Goal of the exercise - Gather every line of the entries that includes the word "different".

******

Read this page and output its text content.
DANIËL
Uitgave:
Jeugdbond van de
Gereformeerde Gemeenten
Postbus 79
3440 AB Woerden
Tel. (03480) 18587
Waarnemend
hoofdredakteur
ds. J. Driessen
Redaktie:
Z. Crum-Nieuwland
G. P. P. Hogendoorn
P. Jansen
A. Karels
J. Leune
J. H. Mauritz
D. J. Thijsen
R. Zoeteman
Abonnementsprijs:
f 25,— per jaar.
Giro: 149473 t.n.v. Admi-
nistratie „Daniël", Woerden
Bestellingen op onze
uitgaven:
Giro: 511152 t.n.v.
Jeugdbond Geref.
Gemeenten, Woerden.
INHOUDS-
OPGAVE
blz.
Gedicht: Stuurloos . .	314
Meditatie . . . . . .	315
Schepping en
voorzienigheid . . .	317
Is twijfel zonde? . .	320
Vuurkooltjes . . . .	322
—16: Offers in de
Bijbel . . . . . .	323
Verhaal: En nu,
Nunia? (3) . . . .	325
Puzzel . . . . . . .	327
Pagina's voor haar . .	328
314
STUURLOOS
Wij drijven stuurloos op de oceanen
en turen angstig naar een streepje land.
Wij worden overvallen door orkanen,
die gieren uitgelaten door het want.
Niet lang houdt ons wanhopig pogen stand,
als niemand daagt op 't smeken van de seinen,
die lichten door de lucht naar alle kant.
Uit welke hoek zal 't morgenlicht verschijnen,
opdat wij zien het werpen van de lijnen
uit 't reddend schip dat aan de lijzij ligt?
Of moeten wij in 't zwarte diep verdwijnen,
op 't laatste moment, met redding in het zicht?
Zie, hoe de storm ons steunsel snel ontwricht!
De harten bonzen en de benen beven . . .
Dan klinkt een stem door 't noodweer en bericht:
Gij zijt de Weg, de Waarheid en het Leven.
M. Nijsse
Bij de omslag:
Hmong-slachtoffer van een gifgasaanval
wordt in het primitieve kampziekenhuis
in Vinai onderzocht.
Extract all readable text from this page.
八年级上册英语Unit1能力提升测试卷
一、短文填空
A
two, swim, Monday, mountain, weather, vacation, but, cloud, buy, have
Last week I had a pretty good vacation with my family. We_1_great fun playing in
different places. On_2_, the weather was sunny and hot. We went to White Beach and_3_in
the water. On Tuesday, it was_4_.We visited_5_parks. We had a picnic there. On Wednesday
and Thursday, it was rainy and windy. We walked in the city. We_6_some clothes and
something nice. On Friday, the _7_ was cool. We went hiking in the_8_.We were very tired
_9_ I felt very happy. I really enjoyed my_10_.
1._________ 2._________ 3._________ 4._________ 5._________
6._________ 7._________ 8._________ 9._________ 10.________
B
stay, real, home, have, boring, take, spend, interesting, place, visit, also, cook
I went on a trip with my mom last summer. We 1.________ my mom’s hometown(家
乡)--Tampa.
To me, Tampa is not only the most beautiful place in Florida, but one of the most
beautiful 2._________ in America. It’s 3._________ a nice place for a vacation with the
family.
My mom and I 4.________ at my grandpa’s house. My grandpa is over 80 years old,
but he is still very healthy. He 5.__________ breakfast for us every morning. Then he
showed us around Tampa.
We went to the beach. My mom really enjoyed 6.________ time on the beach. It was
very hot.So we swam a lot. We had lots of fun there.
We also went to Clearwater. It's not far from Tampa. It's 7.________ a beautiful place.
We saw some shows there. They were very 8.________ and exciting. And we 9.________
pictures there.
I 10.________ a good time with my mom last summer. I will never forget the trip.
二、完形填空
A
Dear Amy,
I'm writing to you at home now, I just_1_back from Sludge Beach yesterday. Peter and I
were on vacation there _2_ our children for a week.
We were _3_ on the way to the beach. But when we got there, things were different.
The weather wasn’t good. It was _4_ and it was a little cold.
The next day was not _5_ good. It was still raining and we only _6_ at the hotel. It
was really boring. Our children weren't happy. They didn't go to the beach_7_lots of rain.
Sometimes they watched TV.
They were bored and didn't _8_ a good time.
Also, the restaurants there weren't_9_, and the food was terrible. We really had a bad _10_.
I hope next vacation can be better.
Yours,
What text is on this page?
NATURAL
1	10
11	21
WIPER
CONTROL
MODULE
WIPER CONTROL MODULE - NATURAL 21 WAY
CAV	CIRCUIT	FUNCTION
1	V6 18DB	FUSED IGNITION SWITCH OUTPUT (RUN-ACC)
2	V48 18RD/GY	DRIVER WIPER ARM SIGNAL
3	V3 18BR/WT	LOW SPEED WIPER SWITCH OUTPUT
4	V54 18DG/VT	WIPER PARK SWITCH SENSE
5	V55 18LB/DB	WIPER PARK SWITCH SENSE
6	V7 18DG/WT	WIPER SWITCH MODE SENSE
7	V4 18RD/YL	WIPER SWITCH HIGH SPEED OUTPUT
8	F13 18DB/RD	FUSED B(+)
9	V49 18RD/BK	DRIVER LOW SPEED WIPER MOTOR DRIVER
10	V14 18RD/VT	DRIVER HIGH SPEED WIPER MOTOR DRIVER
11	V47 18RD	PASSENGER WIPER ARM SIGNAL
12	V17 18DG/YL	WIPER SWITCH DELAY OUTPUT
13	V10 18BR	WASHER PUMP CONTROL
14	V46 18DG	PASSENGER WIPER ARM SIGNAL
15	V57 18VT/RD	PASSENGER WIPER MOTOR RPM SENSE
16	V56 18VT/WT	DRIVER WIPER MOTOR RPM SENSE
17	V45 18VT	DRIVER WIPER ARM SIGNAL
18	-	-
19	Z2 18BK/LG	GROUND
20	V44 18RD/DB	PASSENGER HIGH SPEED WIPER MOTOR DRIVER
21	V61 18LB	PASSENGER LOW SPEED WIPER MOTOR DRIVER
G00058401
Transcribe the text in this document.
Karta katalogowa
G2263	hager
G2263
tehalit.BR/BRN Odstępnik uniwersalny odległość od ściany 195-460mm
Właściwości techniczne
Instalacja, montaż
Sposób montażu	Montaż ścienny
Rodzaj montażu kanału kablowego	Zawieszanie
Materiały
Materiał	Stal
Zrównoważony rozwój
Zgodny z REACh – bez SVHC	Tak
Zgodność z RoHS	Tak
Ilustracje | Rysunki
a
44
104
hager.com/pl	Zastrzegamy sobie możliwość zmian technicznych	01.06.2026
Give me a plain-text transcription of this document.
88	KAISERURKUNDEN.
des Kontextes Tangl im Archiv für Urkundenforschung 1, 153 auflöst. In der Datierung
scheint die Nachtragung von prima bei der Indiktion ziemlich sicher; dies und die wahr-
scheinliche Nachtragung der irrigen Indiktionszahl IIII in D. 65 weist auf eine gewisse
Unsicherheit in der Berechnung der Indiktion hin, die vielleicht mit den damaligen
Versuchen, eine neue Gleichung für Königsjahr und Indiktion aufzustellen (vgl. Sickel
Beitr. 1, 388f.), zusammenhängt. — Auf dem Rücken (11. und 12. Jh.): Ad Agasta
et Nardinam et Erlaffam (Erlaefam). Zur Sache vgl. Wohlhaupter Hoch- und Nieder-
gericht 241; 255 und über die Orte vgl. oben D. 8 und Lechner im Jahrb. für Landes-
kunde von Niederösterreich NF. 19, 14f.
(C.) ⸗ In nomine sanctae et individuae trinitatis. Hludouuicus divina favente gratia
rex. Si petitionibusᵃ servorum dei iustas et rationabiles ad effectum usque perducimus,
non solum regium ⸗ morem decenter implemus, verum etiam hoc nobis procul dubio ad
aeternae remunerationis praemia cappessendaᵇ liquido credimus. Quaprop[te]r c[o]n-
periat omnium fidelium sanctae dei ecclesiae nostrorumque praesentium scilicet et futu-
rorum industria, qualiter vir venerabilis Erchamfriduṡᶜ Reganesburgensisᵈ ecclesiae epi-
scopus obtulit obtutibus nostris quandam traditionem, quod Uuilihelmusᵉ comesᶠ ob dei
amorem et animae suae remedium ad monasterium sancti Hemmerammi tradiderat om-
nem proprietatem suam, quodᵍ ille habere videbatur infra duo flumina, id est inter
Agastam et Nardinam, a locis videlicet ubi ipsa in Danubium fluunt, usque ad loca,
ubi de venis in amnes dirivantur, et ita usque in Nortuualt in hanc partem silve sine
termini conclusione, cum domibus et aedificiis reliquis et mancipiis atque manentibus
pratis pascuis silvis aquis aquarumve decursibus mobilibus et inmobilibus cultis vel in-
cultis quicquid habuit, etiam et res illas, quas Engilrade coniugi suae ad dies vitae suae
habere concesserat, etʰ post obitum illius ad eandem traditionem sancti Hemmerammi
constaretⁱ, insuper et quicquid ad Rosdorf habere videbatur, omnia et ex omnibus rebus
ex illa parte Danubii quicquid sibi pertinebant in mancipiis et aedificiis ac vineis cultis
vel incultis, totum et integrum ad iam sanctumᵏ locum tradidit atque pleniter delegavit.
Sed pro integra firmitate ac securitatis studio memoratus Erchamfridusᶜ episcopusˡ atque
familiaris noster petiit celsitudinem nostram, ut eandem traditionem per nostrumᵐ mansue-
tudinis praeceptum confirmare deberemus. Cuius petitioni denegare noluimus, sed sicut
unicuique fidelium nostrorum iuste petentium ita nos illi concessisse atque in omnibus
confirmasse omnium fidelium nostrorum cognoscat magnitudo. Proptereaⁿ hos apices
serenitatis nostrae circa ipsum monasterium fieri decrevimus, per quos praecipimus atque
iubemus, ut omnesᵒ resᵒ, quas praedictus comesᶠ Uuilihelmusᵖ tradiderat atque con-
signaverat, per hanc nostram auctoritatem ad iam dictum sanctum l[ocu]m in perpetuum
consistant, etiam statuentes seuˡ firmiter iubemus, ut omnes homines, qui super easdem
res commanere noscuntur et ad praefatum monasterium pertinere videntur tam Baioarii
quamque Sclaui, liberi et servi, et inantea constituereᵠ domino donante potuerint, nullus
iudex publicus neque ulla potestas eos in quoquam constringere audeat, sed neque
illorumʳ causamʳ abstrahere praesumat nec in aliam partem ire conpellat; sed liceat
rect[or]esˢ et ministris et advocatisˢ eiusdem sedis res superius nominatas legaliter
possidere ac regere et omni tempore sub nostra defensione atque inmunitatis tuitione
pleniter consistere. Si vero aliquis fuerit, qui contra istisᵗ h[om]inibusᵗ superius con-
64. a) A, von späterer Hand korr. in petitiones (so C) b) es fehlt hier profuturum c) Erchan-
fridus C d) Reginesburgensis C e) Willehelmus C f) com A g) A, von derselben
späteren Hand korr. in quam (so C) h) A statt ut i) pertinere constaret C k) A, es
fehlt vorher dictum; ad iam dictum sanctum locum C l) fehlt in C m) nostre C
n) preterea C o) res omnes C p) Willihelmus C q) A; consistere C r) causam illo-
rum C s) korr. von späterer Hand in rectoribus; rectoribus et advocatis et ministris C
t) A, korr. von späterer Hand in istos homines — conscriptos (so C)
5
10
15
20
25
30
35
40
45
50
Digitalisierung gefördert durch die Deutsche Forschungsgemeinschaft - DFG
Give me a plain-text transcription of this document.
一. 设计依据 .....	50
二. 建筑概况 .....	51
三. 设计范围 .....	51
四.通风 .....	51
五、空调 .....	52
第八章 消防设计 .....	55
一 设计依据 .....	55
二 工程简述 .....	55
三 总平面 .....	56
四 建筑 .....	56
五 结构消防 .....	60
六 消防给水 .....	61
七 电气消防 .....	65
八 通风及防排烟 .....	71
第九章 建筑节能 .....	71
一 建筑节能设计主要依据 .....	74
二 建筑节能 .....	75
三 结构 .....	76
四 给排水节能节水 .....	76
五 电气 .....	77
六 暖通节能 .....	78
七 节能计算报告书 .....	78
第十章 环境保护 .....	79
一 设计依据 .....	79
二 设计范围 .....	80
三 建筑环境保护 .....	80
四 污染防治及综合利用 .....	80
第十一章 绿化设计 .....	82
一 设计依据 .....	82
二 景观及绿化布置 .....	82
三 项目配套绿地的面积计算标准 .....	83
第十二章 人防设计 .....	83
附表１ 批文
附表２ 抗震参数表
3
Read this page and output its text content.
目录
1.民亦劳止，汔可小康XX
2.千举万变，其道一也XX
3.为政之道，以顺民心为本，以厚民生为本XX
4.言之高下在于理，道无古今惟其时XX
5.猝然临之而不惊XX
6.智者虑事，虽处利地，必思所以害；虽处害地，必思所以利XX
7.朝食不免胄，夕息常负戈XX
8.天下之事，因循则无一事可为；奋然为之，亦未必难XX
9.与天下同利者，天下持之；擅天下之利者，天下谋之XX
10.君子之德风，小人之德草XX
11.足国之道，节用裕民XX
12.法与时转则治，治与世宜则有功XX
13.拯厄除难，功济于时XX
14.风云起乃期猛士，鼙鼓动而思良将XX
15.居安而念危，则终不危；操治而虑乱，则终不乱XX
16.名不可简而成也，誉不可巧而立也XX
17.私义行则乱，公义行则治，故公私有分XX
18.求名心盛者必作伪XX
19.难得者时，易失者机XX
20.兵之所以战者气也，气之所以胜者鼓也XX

******

Output of the exercise -
different places. On_2_, the weather was sunny and hot. We went to White Beach and_3_in
We were _3_ on the way to the beach. But when we got there, things were different.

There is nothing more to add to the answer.